→ **Excerpted records**
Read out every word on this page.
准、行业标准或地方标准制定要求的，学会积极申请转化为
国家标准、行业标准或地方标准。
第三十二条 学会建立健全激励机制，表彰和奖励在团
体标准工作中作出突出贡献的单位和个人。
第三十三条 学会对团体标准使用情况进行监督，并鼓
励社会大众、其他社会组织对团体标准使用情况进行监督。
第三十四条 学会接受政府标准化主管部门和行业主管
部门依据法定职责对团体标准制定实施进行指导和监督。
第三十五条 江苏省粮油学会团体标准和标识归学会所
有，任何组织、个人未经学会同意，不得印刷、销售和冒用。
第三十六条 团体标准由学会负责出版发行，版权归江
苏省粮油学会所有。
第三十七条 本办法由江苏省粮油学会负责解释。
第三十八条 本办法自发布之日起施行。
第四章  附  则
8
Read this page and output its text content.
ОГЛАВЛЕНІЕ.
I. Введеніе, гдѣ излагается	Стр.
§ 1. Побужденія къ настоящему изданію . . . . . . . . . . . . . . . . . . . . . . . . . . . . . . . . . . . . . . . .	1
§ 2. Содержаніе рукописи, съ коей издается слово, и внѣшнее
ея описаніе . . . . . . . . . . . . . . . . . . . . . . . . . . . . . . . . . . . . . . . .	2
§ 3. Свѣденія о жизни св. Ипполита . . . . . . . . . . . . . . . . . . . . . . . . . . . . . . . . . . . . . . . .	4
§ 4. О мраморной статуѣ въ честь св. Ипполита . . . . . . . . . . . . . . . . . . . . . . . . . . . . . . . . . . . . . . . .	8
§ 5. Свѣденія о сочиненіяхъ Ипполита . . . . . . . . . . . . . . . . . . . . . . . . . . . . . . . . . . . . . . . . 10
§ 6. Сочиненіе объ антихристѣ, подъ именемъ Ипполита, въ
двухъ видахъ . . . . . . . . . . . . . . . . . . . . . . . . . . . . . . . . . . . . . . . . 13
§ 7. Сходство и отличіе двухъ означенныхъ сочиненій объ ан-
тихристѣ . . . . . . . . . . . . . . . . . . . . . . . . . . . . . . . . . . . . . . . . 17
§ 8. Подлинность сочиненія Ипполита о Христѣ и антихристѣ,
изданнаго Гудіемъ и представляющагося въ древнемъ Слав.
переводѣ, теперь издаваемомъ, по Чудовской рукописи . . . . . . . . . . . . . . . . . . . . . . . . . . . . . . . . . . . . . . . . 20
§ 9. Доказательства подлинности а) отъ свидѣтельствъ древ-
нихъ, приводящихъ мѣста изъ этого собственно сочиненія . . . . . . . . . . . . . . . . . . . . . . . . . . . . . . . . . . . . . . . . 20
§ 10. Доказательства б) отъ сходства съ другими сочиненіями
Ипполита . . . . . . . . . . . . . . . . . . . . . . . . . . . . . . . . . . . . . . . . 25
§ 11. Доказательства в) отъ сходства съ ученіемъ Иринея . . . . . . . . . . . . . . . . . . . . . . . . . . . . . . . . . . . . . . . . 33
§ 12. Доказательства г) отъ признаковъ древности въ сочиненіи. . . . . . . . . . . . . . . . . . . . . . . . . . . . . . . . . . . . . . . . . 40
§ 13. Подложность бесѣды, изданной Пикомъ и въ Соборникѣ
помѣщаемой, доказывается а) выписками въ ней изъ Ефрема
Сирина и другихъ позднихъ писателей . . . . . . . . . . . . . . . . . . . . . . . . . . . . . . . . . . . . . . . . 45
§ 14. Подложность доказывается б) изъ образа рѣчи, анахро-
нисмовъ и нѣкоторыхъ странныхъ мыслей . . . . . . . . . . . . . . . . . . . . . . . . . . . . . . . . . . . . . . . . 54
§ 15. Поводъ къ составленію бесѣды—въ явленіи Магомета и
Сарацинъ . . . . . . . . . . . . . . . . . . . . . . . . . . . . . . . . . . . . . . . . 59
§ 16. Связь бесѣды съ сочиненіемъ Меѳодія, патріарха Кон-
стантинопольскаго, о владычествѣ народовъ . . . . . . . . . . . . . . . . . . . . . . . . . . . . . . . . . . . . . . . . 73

→ **Set problem**
Retype all of the material, keeping each line exact.

→ **Correct result**
Read out every word on this page.
准、行业标准或地方标准制定要求的，学会积极申请转化为
国家标准、行业标准或地方标准。
第三十二条 学会建立健全激励机制，表彰和奖励在团
体标准工作中作出突出贡献的单位和个人。
第三十三条 学会对团体标准使用情况进行监督，并鼓
励社会大众、其他社会组织对团体标准使用情况进行监督。
第三十四条 学会接受政府标准化主管部门和行业主管
部门依据法定职责对团体标准制定实施进行指导和监督。
第三十五条 江苏省粮油学会团体标准和标识归学会所
有，任何组织、个人未经学会同意，不得印刷、销售和冒用。
第三十六条 团体标准由学会负责出版发行，版权归江
苏省粮油学会所有。
第三十七条 本办法由江苏省粮油学会负责解释。
第三十八条 本办法自发布之日起施行。
第四章  附  则
8
Read this page and output its text content.
ОГЛАВЛЕНІЕ.
I. Введеніе, гдѣ излагается	Стр.
§ 1. Побужденія къ настоящему изданію . . . . . . . . . . . . . . . . . . . . . . . . . . . . . . . . . . . . . . . .	1
§ 2. Содержаніе рукописи, съ коей издается слово, и внѣшнее
ея описаніе . . . . . . . . . . . . . . . . . . . . . . . . . . . . . . . . . . . . . . . .	2
§ 3. Свѣденія о жизни св. Ипполита . . . . . . . . . . . . . . . . . . . . . . . . . . . . . . . . . . . . . . . .	4
§ 4. О мраморной статуѣ въ честь св. Ипполита . . . . . . . . . . . . . . . . . . . . . . . . . . . . . . . . . . . . . . . .	8
§ 5. Свѣденія о сочиненіяхъ Ипполита . . . . . . . . . . . . . . . . . . . . . . . . . . . . . . . . . . . . . . . . 10
§ 6. Сочиненіе объ антихристѣ, подъ именемъ Ипполита, въ
двухъ видахъ . . . . . . . . . . . . . . . . . . . . . . . . . . . . . . . . . . . . . . . . 13
§ 7. Сходство и отличіе двухъ означенныхъ сочиненій объ ан-
тихристѣ . . . . . . . . . . . . . . . . . . . . . . . . . . . . . . . . . . . . . . . . 17
§ 8. Подлинность сочиненія Ипполита о Христѣ и антихристѣ,
изданнаго Гудіемъ и представляющагося въ древнемъ Слав.
переводѣ, теперь издаваемомъ, по Чудовской рукописи . . . . . . . . . . . . . . . . . . . . . . . . . . . . . . . . . . . . . . . . 20
§ 9. Доказательства подлинности а) отъ свидѣтельствъ древ-
нихъ, приводящихъ мѣста изъ этого собственно сочиненія . . . . . . . . . . . . . . . . . . . . . . . . . . . . . . . . . . . . . . . . 20
§ 10. Доказательства б) отъ сходства съ другими сочиненіями
Ипполита . . . . . . . . . . . . . . . . . . . . . . . . . . . . . . . . . . . . . . . . 25
§ 11. Доказательства в) отъ сходства съ ученіемъ Иринея . . . . . . . . . . . . . . . . . . . . . . . . . . . . . . . . . . . . . . . . 33
§ 12. Доказательства г) отъ признаковъ древности въ сочиненіи. . . . . . . . . . . . . . . . . . . . . . . . . . . . . . . . . . . . . . . . . 40
§ 13. Подложность бесѣды, изданной Пикомъ и въ Соборникѣ
помѣщаемой, доказывается а) выписками въ ней изъ Ефрема
Сирина и другихъ позднихъ писателей . . . . . . . . . . . . . . . . . . . . . . . . . . . . . . . . . . . . . . . . 45
§ 14. Подложность доказывается б) изъ образа рѣчи, анахро-
нисмовъ и нѣкоторыхъ странныхъ мыслей . . . . . . . . . . . . . . . . . . . . . . . . . . . . . . . . . . . . . . . . 54
§ 15. Поводъ къ составленію бесѣды—въ явленіи Магомета и
Сарацинъ . . . . . . . . . . . . . . . . . . . . . . . . . . . . . . . . . . . . . . . . 59
§ 16. Связь бесѣды съ сочиненіемъ Меѳодія, патріарха Кон-
стантинопольскаго, о владычествѣ народовъ . . . . . . . . . . . . . . . . . . . . . . . . . . . . . . . . . . . . . . . . 73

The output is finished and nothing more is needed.